Instruction: The listing must be reproduced in full, exactly as it stands.

Task inputs:
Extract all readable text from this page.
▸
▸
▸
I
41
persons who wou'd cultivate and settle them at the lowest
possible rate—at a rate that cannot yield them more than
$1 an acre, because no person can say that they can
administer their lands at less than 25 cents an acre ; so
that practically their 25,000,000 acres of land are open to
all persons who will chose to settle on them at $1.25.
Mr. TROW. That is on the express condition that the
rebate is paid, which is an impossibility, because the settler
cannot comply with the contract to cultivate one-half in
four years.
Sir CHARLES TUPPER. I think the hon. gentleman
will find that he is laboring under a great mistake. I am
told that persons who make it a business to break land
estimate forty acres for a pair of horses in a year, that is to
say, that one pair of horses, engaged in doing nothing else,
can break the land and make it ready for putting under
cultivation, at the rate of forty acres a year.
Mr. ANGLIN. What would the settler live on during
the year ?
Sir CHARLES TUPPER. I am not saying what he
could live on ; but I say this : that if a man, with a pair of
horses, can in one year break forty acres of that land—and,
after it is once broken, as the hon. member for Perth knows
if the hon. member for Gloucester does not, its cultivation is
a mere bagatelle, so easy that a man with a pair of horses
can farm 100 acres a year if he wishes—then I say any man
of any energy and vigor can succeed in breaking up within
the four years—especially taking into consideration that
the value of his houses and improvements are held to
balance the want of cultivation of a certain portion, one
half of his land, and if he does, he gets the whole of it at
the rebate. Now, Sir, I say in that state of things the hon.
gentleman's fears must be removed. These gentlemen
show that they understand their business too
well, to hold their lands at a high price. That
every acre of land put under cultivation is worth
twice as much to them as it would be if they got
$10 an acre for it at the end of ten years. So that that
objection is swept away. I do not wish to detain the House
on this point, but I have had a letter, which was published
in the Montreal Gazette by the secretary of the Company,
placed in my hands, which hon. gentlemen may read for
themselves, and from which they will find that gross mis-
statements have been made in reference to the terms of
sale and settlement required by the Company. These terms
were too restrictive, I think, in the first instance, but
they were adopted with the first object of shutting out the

Solution to this task:
Extract all readable text from this page.
▸
▸
▸
I
41
persons who wou'd cultivate and settle them at the lowest
possible rate—at a rate that cannot yield them more than
$1 an acre, because no person can say that they can
administer their lands at less than 25 cents an acre ; so
that practically their 25,000,000 acres of land are open to
all persons who will chose to settle on them at $1.25.
Mr. TROW. That is on the express condition that the
rebate is paid, which is an impossibility, because the settler
cannot comply with the contract to cultivate one-half in
four years.
Sir CHARLES TUPPER. I think the hon. gentleman
will find that he is laboring under a great mistake. I am
told that persons who make it a business to break land
estimate forty acres for a pair of horses in a year, that is to
say, that one pair of horses, engaged in doing nothing else,
can break the land and make it ready for putting under
cultivation, at the rate of forty acres a year.
Mr. ANGLIN. What would the settler live on during
the year ?
Sir CHARLES TUPPER. I am not saying what he
could live on ; but I say this : that if a man, with a pair of
horses, can in one year break forty acres of that land—and,
after it is once broken, as the hon. member for Perth knows
if the hon. member for Gloucester does not, its cultivation is
a mere bagatelle, so easy that a man with a pair of horses
can farm 100 acres a year if he wishes—then I say any man
of any energy and vigor can succeed in breaking up within
the four years—especially taking into consideration that
the value of his houses and improvements are held to
balance the want of cultivation of a certain portion, one
half of his land, and if he does, he gets the whole of it at
the rebate. Now, Sir, I say in that state of things the hon.
gentleman's fears must be removed. These gentlemen
show that they understand their business too
well, to hold their lands at a high price. That
every acre of land put under cultivation is worth
twice as much to them as it would be if they got
$10 an acre for it at the end of ten years. So that that
objection is swept away. I do not wish to detain the House
on this point, but I have had a letter, which was published
in the Montreal Gazette by the secretary of the Company,
placed in my hands, which hon. gentlemen may read for
themselves, and from which they will find that gross mis-
statements have been made in reference to the terms of
sale and settlement required by the Company. These terms
were too restrictive, I think, in the first instance, but
they were adopted with the first object of shutting out the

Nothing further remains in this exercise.